#### ОТРЫВОК ТЕКСТА:
┄┄┄┄┄┄┄┄┄┄

Наблюдая несколько дней, Чеботарев убедился, что одни и те же улицы «вынюхивает» один и тот же человек. Очевидно, они закреплены за участками. Значит, надо срочно менять систему обслуживания больных на дому.

Чеботарев побывал у врачей, предупредил всех. Договорились, что только раз в неделю врач или сестра появится на улице. Дома, где больные могут незаметно собраться группой в несколько человек, должны быть известны, надо сообщить раненым время посещения врача или сестры.

— На следующую неделю назначается другой день, и приходит уже другой человек, которому рассказано все о состоянии ран, об адресах.

Иногда появлялась необходимость госпитализировать того или иного раненого. Делалось это просто: его привозили днем на бричке или ручной тачке, если он не мог прийти сам. Больница не отказывала в госпитализации и гражданскому населению.

Подлеченные уходили из больницы в ночную пору через забор. Труднее было с лежачими, которых надо было из больницы переправлять на квартиру или вывозить из города. В таких случаях Чеботарев вызывал из окрестных станиц к определенному времени подводу на окраину. За несколько дней до срока больного ночью на носилках перетаскивали через забор и укрывали в доме поблизости. На следующую ночь его переносили дальше от больницы. Несколько суток занимала эта операция, прежде чем станичник уложит на заботливо взбитое сено в бричке советского воина, которому по заключению врачей или по соображениям конспирации лучше было покинуть город.

┄┄┄┄┄┄┄┄┄┄

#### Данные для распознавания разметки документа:
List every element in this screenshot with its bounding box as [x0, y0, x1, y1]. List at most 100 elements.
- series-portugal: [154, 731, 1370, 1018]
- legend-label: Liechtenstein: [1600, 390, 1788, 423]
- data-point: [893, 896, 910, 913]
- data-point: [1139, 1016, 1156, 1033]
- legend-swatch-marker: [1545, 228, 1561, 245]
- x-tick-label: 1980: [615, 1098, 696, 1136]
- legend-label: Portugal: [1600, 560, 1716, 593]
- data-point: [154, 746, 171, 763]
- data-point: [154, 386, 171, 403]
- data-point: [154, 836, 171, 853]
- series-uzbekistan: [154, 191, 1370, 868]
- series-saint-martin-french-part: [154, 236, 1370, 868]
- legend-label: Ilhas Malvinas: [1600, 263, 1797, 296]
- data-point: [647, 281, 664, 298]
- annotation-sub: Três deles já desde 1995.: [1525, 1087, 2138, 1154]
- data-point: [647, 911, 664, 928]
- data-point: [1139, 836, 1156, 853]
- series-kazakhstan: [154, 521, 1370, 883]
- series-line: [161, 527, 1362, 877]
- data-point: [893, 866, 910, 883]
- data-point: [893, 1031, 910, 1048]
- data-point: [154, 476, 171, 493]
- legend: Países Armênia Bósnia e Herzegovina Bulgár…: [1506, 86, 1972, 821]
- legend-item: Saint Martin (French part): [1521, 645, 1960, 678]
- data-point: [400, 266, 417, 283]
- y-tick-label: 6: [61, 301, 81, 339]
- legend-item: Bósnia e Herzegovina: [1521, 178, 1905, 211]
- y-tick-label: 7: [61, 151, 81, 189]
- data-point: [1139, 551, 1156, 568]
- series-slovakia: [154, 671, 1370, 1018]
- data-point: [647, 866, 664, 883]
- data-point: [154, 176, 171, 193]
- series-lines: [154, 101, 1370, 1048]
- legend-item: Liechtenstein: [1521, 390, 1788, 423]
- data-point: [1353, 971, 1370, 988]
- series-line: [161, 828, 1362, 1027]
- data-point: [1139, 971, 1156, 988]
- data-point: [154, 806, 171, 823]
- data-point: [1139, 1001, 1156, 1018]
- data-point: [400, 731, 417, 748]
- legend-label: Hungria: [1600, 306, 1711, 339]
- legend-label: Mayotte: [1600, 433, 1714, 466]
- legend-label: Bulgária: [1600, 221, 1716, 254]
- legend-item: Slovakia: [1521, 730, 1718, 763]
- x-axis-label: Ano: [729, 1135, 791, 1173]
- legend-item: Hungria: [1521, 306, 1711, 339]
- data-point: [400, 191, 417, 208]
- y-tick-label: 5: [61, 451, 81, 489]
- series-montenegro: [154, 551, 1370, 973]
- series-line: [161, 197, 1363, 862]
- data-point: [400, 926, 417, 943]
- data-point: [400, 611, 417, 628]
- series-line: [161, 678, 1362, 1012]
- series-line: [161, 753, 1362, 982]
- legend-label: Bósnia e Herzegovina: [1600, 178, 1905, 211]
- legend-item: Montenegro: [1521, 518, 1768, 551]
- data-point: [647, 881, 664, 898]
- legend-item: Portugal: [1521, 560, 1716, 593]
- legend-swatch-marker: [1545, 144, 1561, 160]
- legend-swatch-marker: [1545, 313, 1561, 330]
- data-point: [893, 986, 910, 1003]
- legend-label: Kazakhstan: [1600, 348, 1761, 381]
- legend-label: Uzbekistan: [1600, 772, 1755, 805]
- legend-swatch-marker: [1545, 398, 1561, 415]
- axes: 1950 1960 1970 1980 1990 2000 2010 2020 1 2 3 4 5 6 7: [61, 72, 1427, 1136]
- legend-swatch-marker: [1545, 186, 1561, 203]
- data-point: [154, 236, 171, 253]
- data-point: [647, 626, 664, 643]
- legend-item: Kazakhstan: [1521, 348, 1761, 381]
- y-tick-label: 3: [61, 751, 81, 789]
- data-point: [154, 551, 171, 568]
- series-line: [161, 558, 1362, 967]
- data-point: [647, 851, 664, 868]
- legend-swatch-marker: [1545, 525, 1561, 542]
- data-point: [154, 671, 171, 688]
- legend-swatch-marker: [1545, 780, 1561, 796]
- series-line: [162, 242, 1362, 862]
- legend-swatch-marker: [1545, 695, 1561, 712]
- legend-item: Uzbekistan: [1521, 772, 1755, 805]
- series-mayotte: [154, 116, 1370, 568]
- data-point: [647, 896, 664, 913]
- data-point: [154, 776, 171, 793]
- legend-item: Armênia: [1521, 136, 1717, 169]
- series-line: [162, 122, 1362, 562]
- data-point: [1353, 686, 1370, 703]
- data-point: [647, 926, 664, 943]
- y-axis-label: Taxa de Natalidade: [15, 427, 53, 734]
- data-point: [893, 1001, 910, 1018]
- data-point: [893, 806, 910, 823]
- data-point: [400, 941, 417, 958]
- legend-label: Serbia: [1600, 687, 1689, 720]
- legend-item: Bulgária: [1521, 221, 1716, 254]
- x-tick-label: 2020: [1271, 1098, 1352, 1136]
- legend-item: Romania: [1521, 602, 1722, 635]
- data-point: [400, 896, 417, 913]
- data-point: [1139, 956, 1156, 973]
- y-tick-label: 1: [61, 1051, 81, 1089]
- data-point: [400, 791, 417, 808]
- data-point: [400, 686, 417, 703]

┄┄┄┄┄┄┄┄┄┄

#### ЗАДАНИЕ:
Ответьте на вопросы по отрывку о помощи раненым:
(a) Как часто врач или сестра по договоренности появлялись на улице?
(b) На чем днем привозили в больницу раненого, если он не мог прийти сам?
(c) Каким путем подлеченные уходили из больницы?
Данные для этой работы не нужны.

#### ОТВЕТ:
(a) Только раз в неделю.
(b) На бричке или ручной тачке.
(c) В ночную пору через забор.